- **Activity A**:
Please answer these questions from the abstract on mealtime strategies:
(i) How many families were recruited?
(ii) What analysis was applied to the transcribed parent interviews?
(iii) How many research team members coded each video independently?
- **Activity B**: Using the abstract on mealtime strategies, explain in one to three sentences why the family mealtime videos were reviewed.

#### Provided text ####

Parent Strategies to Support Mealtime Participation for Children with Autism Spectrum Disorders: Integration of Behavior and Narrative Data
Objectives: The purpose of this study was to identify and triangulate parent reported and observed strategies used to support their child’s mealtime participation.
Methods: Twelve families with a child between the ages of 2 and 7 years with ASD were recruited to participate in 1 to 2 videotaped mealtime observations and 1 to 3 semi-structured interviews. Videos were reviewed to identify strategies families used during mealtimes to facilitate participation. The strategies were identified, defined, and arranged into categories using qualitative conventional content analysis. The categories were used to develop coding schemes with detailed definitions that were used to code family mealtime videos with each video being coded independently by two research team members. Agreement measures of inter-rater reliability were calculated. Thematic analysis was used on the transcribed parent interviews to identify strategies parents reported using during child eating experiences and family mealtimes. Categories of observed behavioral strategies were compared to the themes of reported parent strategies.

#### Provided material ####

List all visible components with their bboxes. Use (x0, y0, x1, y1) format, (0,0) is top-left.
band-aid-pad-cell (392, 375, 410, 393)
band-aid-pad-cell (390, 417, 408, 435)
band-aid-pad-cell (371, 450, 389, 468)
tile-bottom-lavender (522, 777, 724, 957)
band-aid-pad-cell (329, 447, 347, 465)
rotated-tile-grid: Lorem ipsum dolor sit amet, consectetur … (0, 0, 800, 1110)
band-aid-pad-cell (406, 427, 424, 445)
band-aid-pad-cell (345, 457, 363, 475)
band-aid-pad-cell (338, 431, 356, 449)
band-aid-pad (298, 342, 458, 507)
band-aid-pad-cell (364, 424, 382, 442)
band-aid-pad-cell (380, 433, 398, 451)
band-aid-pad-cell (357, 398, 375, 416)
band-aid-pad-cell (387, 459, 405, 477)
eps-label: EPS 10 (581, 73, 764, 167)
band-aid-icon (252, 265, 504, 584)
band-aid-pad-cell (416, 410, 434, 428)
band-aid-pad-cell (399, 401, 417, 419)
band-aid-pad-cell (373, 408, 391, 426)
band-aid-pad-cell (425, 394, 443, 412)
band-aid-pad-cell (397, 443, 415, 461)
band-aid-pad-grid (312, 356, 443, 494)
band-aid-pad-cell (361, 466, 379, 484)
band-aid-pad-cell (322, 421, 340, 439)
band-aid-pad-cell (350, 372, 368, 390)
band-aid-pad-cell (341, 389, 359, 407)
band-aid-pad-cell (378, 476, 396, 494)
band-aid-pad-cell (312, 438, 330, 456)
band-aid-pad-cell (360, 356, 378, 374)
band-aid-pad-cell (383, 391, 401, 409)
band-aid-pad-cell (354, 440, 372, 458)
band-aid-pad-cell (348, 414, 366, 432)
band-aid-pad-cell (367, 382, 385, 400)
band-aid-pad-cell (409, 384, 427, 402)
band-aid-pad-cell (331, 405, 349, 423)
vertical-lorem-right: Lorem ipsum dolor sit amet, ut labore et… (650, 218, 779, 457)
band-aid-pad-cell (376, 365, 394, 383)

####

- **Result A**:
(i) Twelve families.
(ii) Thematic analysis.
(iii) Two.

- **Result B**: The videos were reviewed to identify the strategies families used during mealtimes to facilitate their child's participation. Those strategies were then defined and arranged into categories through qualitative conventional content analysis.